GIVEN DATA
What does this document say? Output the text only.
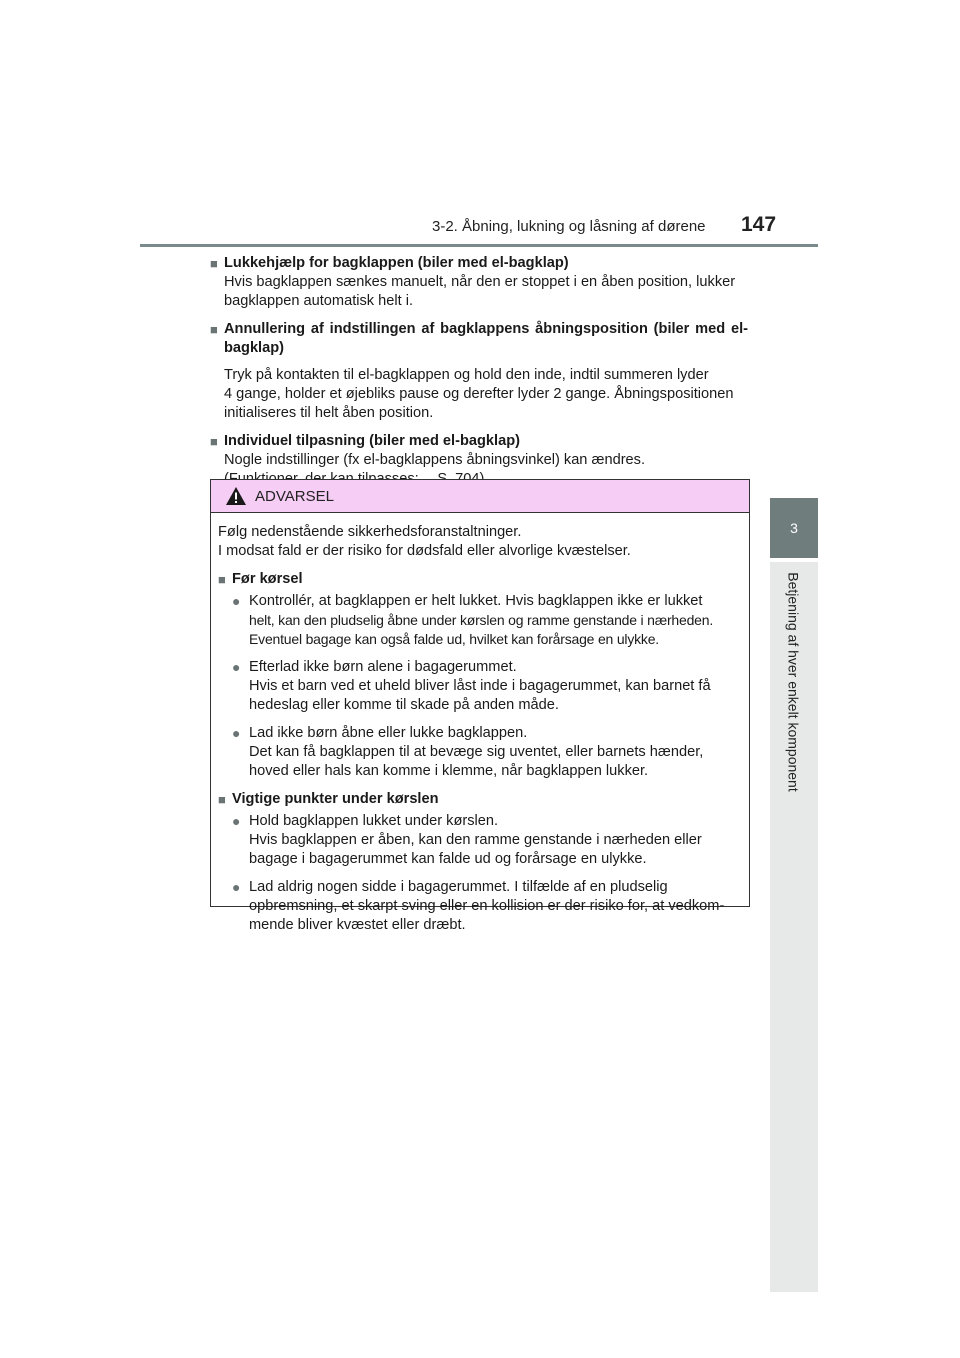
3-2. Åbning, lukning og låsning af dørene 147
3
Betjening af hver enkelt komponent
■ Lukkehjælp for bagklappen (biler med el-bagklap)
Hvis bagklappen sænkes manuelt, når den er stoppet i en åben position, lukker
bagklappen automatisk helt i.
■ Annullering af indstillingen af bagklappens åbningsposition (biler med el-bagklap)
Tryk på kontakten til el-bagklappen og hold den inde, indtil summeren lyder
4 gange, holder et øjebliks pause og derefter lyder 2 gange. Åbningspositionen
initialiseres til helt åben position.
■ Individuel tilpasning (biler med el-bagklap)
Nogle indstillinger (fx el-bagklappens åbningsvinkel) kan ændres.
ADVARSEL
Følg nedenstående sikkerhedsforanstaltninger.
I modsat fald er der risiko for dødsfald eller alvorlige kvæstelser.
■ Før kørsel
● Kontrollér, at bagklappen er helt lukket. Hvis bagklappen ikke er lukket
helt, kan den pludselig åbne under kørslen og ramme genstande i nærheden.
Eventuel bagage kan også falde ud, hvilket kan forårsage en ulykke.
● Efterlad ikke børn alene i bagagerummet.
Hvis et barn ved et uheld bliver låst inde i bagagerummet, kan barnet få
hedeslag eller komme til skade på anden måde.
● Lad ikke børn åbne eller lukke bagklappen.
Det kan få bagklappen til at bevæge sig uventet, eller barnets hænder,
hoved eller hals kan komme i klemme, når bagklappen lukker.
■ Vigtige punkter under kørslen
● Hold bagklappen lukket under kørslen.
Hvis bagklappen er åben, kan den ramme genstande i nærheden eller
bagage i bagagerummet kan falde ud og forårsage en ulykke.
● Lad aldrig nogen sidde i bagagerummet. I tilfælde af en pludselig
opbremsning, et skarpt sving eller en kollision er der risiko for, at vedkom-
mende bliver kvæstet eller dræbt.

TASK INSTRUCTIONS
In the data above, tally the lines holding "under" and answer with the figure only.

SOLUTION TO THIS EXERCISE
3